### AIM OF THE TASK:
Reproduce the listing below verbatim.

### DATASET:
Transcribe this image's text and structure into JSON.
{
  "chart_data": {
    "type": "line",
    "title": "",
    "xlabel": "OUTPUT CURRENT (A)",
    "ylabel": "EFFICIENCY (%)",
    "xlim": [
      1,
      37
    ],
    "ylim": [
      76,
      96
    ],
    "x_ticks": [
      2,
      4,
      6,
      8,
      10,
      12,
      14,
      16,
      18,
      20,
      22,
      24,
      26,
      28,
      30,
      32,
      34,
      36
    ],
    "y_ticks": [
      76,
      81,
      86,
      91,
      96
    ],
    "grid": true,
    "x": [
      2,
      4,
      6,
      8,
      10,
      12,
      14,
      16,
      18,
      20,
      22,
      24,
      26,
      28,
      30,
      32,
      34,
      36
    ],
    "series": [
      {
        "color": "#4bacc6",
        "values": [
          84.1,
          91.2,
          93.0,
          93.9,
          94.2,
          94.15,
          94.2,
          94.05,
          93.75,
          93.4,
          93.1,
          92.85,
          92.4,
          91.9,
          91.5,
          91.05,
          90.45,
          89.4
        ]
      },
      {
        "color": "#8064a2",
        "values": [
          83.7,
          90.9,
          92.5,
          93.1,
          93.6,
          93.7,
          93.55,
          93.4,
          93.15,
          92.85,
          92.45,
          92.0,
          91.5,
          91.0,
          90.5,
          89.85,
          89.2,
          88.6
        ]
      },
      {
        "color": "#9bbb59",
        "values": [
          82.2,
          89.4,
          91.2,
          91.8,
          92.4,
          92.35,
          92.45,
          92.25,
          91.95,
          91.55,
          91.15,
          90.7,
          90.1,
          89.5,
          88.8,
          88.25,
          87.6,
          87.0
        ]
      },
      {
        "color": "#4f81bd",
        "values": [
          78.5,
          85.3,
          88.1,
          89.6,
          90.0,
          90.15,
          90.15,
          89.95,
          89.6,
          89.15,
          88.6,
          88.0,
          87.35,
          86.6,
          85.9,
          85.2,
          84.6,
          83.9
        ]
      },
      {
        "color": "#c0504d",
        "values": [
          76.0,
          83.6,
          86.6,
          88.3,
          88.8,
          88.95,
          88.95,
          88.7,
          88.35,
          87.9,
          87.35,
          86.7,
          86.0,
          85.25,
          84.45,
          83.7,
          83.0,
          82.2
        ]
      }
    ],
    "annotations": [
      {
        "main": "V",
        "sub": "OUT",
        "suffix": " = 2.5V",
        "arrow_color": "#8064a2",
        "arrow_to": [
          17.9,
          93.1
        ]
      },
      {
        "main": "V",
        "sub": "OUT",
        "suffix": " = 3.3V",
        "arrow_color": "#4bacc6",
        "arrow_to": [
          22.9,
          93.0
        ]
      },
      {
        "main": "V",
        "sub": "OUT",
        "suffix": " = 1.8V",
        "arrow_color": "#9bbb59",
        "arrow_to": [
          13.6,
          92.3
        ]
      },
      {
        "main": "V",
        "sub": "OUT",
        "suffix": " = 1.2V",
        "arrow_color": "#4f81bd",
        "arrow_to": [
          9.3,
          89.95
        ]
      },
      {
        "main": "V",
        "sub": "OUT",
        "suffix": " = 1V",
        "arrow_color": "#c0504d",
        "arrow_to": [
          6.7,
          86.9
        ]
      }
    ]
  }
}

### TASK SOLUTION:
Transcribe this image's text and structure into JSON.
{
  "chart_data": {
    "type": "line",
    "title": "",
    "xlabel": "OUTPUT CURRENT (A)",
    "ylabel": "EFFICIENCY (%)",
    "xlim": [
      1,
      37
    ],
    "ylim": [
      76,
      96
    ],
    "x_ticks": [
      2,
      4,
      6,
      8,
      10,
      12,
      14,
      16,
      18,
      20,
      22,
      24,
      26,
      28,
      30,
      32,
      34,
      36
    ],
    "y_ticks": [
      76,
      81,
      86,
      91,
      96
    ],
    "grid": true,
    "x": [
      2,
      4,
      6,
      8,
      10,
      12,
      14,
      16,
      18,
      20,
      22,
      24,
      26,
      28,
      30,
      32,
      34,
      36
    ],
    "series": [
      {
        "color": "#4bacc6",
        "values": [
          84.1,
          91.2,
          93.0,
          93.9,
          94.2,
          94.15,
          94.2,
          94.05,
          93.75,
          93.4,
          93.1,
          92.85,
          92.4,
          91.9,
          91.5,
          91.05,
          90.45,
          89.4
        ]
      },
      {
        "color": "#8064a2",
        "values": [
          83.7,
          90.9,
          92.5,
          93.1,
          93.6,
          93.7,
          93.55,
          93.4,
          93.15,
          92.85,
          92.45,
          92.0,
          91.5,
          91.0,
          90.5,
          89.85,
          89.2,
          88.6
        ]
      },
      {
        "color": "#9bbb59",
        "values": [
          82.2,
          89.4,
          91.2,
          91.8,
          92.4,
          92.35,
          92.45,
          92.25,
          91.95,
          91.55,
          91.15,
          90.7,
          90.1,
          89.5,
          88.8,
          88.25,
          87.6,
          87.0
        ]
      },
      {
        "color": "#4f81bd",
        "values": [
          78.5,
          85.3,
          88.1,
          89.6,
          90.0,
          90.15,
          90.15,
          89.95,
          89.6,
          89.15,
          88.6,
          88.0,
          87.35,
          86.6,
          85.9,
          85.2,
          84.6,
          83.9
        ]
      },
      {
        "color": "#c0504d",
        "values": [
          76.0,
          83.6,
          86.6,
          88.3,
          88.8,
          88.95,
          88.95,
          88.7,
          88.35,
          87.9,
          87.35,
          86.7,
          86.0,
          85.25,
          84.45,
          83.7,
          83.0,
          82.2
        ]
      }
    ],
    "annotations": [
      {
        "main": "V",
        "sub": "OUT",
        "suffix": " = 2.5V",
        "arrow_color": "#8064a2",
        "arrow_to": [
          17.9,
          93.1
        ]
      },
      {
        "main": "V",
        "sub": "OUT",
        "suffix": " = 3.3V",
        "arrow_color": "#4bacc6",
        "arrow_to": [
          22.9,
          93.0
        ]
      },
      {
        "main": "V",
        "sub": "OUT",
        "suffix": " = 1.8V",
        "arrow_color": "#9bbb59",
        "arrow_to": [
          13.6,
          92.3
        ]
      },
      {
        "main": "V",
        "sub": "OUT",
        "suffix": " = 1.2V",
        "arrow_color": "#4f81bd",
        "arrow_to": [
          9.3,
          89.95
        ]
      },
      {
        "main": "V",
        "sub": "OUT",
        "suffix": " = 1V",
        "arrow_color": "#c0504d",
        "arrow_to": [
          6.7,
          86.9
        ]
      }
    ]
  }
}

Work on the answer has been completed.